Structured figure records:
------------
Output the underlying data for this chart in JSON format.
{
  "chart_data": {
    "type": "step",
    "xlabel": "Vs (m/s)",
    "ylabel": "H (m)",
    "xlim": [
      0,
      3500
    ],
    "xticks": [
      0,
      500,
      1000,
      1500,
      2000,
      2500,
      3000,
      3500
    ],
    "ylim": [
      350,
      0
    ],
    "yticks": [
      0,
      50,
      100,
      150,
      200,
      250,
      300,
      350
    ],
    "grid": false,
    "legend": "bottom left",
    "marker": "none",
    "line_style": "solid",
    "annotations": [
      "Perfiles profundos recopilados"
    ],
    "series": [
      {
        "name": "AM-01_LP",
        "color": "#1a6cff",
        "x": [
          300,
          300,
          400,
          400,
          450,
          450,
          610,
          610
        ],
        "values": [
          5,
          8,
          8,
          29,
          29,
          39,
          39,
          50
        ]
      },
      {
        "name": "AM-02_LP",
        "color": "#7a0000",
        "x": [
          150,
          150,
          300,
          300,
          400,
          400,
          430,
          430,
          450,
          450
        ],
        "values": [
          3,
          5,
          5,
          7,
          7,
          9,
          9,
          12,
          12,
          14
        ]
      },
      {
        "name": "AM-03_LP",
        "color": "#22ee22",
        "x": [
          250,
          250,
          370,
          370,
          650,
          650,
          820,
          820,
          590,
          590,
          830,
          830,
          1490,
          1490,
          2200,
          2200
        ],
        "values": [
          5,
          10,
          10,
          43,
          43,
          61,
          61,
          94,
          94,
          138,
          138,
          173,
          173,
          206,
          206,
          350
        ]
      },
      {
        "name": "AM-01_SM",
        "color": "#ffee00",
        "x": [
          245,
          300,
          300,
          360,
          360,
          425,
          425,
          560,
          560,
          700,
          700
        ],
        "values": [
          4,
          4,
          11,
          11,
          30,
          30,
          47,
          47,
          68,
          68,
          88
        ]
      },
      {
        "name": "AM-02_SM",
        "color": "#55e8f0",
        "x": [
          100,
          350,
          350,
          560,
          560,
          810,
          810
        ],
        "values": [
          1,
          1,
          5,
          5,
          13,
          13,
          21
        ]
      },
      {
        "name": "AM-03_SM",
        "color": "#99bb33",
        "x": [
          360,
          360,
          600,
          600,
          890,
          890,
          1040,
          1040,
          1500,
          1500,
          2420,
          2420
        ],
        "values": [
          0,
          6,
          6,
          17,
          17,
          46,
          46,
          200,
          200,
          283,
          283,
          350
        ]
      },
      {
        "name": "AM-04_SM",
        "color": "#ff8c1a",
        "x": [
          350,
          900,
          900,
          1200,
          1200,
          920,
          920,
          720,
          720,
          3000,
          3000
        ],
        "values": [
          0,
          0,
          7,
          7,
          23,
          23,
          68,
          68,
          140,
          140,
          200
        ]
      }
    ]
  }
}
------------
What is required: Which lines hold the word "name"? Copy every one of them.

Answer in full:
        "name": "AM-01_LP",
        "name": "AM-02_LP",
        "name": "AM-03_LP",
        "name": "AM-01_SM",
        "name": "AM-02_SM",
        "name": "AM-03_SM",
        "name": "AM-04_SM",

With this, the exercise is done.